__Task__: Tally every line of the listing below that holds "团结同志", then give the tally alone.

__Stored rows__:

□ □ □ □

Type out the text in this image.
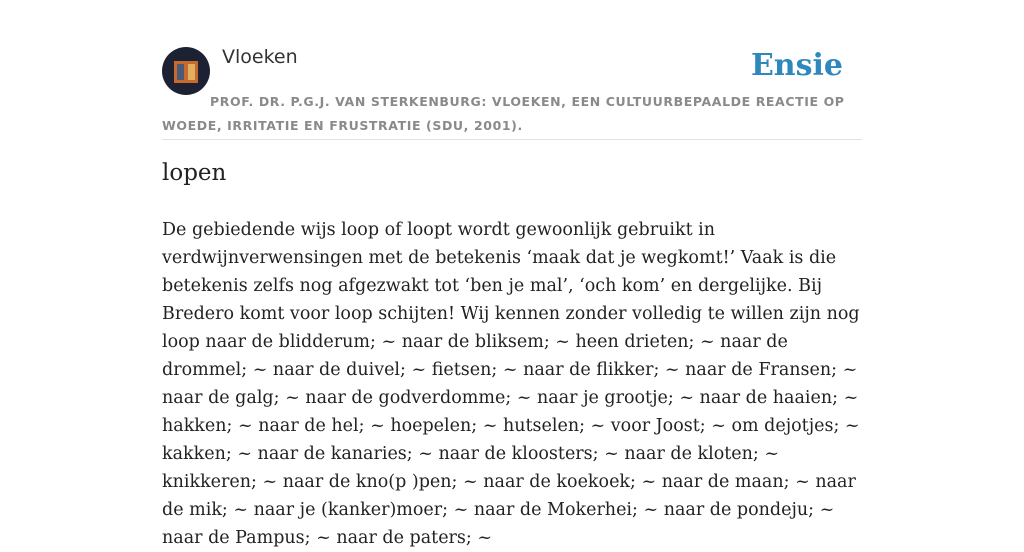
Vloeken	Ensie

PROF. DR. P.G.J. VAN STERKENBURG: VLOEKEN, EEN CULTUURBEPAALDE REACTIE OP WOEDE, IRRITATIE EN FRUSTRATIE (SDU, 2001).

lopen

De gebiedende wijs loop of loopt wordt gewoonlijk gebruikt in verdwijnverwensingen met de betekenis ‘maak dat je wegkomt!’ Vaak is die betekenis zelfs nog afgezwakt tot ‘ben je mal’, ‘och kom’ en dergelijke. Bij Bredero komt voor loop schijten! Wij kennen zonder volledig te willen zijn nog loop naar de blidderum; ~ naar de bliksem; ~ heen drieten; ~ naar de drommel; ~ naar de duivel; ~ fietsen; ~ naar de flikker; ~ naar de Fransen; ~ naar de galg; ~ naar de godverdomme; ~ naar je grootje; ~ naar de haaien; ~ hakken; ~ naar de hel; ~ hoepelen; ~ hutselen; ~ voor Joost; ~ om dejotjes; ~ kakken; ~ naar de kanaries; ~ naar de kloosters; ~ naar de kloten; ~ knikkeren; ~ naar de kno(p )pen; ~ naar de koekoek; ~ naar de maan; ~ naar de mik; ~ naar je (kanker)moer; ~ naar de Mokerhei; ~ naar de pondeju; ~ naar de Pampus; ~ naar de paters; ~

□ □ □ □

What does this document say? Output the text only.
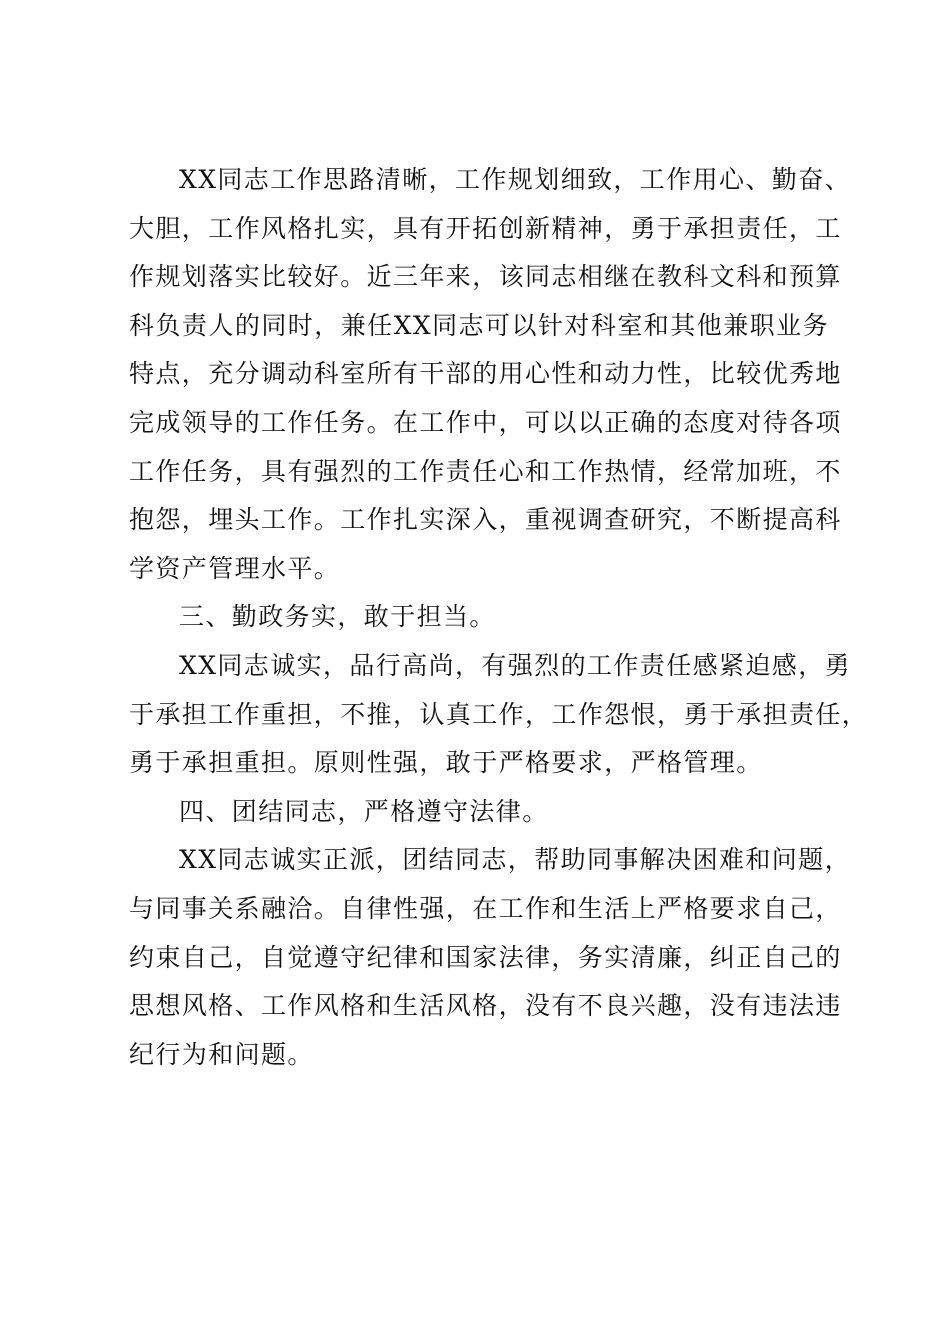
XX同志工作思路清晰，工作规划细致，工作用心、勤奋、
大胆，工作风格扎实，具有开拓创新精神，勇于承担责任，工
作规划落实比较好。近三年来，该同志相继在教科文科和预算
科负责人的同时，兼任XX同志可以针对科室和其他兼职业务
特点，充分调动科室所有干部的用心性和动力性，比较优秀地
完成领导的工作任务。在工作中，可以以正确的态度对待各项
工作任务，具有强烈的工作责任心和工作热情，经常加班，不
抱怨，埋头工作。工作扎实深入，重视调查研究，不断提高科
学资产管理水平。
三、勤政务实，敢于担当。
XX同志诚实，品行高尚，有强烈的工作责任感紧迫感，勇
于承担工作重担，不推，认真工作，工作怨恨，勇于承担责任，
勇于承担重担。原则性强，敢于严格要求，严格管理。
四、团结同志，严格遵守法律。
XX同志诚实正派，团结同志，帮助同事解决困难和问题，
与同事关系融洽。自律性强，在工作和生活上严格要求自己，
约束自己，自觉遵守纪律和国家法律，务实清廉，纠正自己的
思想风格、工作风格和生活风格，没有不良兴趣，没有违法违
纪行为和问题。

□ □ □ □

__Problem solution__: 2